## WHAT THIS TASK INVOLVES
Repeat all entries exactly.

## AVAILABLE DATA
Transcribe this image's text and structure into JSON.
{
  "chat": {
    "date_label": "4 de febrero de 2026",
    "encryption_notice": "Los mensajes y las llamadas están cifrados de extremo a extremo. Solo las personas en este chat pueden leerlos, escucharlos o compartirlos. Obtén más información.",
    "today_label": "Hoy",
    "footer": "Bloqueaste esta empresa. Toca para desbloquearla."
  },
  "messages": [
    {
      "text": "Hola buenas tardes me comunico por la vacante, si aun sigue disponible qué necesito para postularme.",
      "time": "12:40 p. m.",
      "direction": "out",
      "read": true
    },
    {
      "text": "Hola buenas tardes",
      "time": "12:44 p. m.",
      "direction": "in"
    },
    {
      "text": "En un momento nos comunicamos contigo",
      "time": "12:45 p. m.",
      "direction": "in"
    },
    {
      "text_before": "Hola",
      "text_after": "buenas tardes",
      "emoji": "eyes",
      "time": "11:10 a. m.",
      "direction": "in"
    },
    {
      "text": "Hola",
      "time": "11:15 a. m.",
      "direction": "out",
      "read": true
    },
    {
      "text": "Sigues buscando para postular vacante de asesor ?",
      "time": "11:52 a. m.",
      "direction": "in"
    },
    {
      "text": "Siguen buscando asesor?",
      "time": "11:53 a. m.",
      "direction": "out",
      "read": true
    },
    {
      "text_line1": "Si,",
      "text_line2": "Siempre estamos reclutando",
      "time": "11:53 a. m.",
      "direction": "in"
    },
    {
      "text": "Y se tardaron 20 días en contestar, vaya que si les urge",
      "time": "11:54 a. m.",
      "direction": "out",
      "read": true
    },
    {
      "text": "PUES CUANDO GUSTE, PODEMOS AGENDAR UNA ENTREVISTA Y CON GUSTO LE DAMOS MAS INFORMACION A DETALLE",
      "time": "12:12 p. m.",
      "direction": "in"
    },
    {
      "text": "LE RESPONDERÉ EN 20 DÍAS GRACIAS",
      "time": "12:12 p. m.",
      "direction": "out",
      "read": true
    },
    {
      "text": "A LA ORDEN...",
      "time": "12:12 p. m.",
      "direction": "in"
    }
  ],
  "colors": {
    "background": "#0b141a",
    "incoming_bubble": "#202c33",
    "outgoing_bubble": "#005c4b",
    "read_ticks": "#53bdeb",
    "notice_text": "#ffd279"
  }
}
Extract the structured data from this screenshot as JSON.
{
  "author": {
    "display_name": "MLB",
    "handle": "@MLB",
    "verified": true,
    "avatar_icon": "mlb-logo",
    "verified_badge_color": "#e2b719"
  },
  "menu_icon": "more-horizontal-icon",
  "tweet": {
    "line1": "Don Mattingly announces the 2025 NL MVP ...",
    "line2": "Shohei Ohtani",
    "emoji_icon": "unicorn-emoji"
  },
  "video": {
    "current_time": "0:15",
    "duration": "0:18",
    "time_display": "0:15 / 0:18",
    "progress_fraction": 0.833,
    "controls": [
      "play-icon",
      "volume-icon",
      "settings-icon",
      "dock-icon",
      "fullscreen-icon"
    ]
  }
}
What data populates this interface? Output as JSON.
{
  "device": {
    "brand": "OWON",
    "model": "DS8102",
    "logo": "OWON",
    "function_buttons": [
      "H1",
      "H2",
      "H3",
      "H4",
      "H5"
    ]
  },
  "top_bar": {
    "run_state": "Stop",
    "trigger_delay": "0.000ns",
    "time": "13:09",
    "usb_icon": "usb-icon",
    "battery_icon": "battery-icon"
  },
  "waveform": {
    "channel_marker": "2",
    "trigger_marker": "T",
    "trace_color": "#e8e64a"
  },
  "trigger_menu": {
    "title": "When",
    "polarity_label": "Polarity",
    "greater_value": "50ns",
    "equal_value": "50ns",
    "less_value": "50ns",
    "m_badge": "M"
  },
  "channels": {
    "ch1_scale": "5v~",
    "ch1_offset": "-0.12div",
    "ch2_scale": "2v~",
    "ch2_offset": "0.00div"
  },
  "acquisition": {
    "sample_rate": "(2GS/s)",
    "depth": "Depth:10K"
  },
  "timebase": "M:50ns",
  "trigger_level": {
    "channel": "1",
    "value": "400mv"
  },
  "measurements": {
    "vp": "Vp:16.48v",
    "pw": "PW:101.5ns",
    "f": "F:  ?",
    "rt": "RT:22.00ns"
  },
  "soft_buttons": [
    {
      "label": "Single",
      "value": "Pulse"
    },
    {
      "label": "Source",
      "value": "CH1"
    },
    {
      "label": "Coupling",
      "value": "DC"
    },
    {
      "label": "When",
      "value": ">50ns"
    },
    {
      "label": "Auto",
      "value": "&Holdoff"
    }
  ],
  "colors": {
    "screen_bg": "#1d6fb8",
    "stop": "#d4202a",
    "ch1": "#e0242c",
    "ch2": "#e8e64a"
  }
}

## EXERCISE RESPONSE
Transcribe this image's text and structure into JSON.
{
  "chat": {
    "date_label": "4 de febrero de 2026",
    "encryption_notice": "Los mensajes y las llamadas están cifrados de extremo a extremo. Solo las personas en este chat pueden leerlos, escucharlos o compartirlos. Obtén más información.",
    "today_label": "Hoy",
    "footer": "Bloqueaste esta empresa. Toca para desbloquearla."
  },
  "messages": [
    {
      "text": "Hola buenas tardes me comunico por la vacante, si aun sigue disponible qué necesito para postularme.",
      "time": "12:40 p. m.",
      "direction": "out",
      "read": true
    },
    {
      "text": "Hola buenas tardes",
      "time": "12:44 p. m.",
      "direction": "in"
    },
    {
      "text": "En un momento nos comunicamos contigo",
      "time": "12:45 p. m.",
      "direction": "in"
    },
    {
      "text_before": "Hola",
      "text_after": "buenas tardes",
      "emoji": "eyes",
      "time": "11:10 a. m.",
      "direction": "in"
    },
    {
      "text": "Hola",
      "time": "11:15 a. m.",
      "direction": "out",
      "read": true
    },
    {
      "text": "Sigues buscando para postular vacante de asesor ?",
      "time": "11:52 a. m.",
      "direction": "in"
    },
    {
      "text": "Siguen buscando asesor?",
      "time": "11:53 a. m.",
      "direction": "out",
      "read": true
    },
    {
      "text_line1": "Si,",
      "text_line2": "Siempre estamos reclutando",
      "time": "11:53 a. m.",
      "direction": "in"
    },
    {
      "text": "Y se tardaron 20 días en contestar, vaya que si les urge",
      "time": "11:54 a. m.",
      "direction": "out",
      "read": true
    },
    {
      "text": "PUES CUANDO GUSTE, PODEMOS AGENDAR UNA ENTREVISTA Y CON GUSTO LE DAMOS MAS INFORMACION A DETALLE",
      "time": "12:12 p. m.",
      "direction": "in"
    },
    {
      "text": "LE RESPONDERÉ EN 20 DÍAS GRACIAS",
      "time": "12:12 p. m.",
      "direction": "out",
      "read": true
    },
    {
      "text": "A LA ORDEN...",
      "time": "12:12 p. m.",
      "direction": "in"
    }
  ],
  "colors": {
    "background": "#0b141a",
    "incoming_bubble": "#202c33",
    "outgoing_bubble": "#005c4b",
    "read_ticks": "#53bdeb",
    "notice_text": "#ffd279"
  }
}
Extract the structured data from this screenshot as JSON.
{
  "author": {
    "display_name": "MLB",
    "handle": "@MLB",
    "verified": true,
    "avatar_icon": "mlb-logo",
    "verified_badge_color": "#e2b719"
  },
  "menu_icon": "more-horizontal-icon",
  "tweet": {
    "line1": "Don Mattingly announces the 2025 NL MVP ...",
    "line2": "Shohei Ohtani",
    "emoji_icon": "unicorn-emoji"
  },
  "video": {
    "current_time": "0:15",
    "duration": "0:18",
    "time_display": "0:15 / 0:18",
    "progress_fraction": 0.833,
    "controls": [
      "play-icon",
      "volume-icon",
      "settings-icon",
      "dock-icon",
      "fullscreen-icon"
    ]
  }
}
What data populates this interface? Output as JSON.
{
  "device": {
    "brand": "OWON",
    "model": "DS8102",
    "logo": "OWON",
    "function_buttons": [
      "H1",
      "H2",
      "H3",
      "H4",
      "H5"
    ]
  },
  "top_bar": {
    "run_state": "Stop",
    "trigger_delay": "0.000ns",
    "time": "13:09",
    "usb_icon": "usb-icon",
    "battery_icon": "battery-icon"
  },
  "waveform": {
    "channel_marker": "2",
    "trigger_marker": "T",
    "trace_color": "#e8e64a"
  },
  "trigger_menu": {
    "title": "When",
    "polarity_label": "Polarity",
    "greater_value": "50ns",
    "equal_value": "50ns",
    "less_value": "50ns",
    "m_badge": "M"
  },
  "channels": {
    "ch1_scale": "5v~",
    "ch1_offset": "-0.12div",
    "ch2_scale": "2v~",
    "ch2_offset": "0.00div"
  },
  "acquisition": {
    "sample_rate": "(2GS/s)",
    "depth": "Depth:10K"
  },
  "timebase": "M:50ns",
  "trigger_level": {
    "channel": "1",
    "value": "400mv"
  },
  "measurements": {
    "vp": "Vp:16.48v",
    "pw": "PW:101.5ns",
    "f": "F:  ?",
    "rt": "RT:22.00ns"
  },
  "soft_buttons": [
    {
      "label": "Single",
      "value": "Pulse"
    },
    {
      "label": "Source",
      "value": "CH1"
    },
    {
      "label": "Coupling",
      "value": "DC"
    },
    {
      "label": "When",
      "value": ">50ns"
    },
    {
      "label": "Auto",
      "value": "&Holdoff"
    }
  ],
  "colors": {
    "screen_bg": "#1d6fb8",
    "stop": "#d4202a",
    "ch1": "#e0242c",
    "ch2": "#e8e64a"
  }
}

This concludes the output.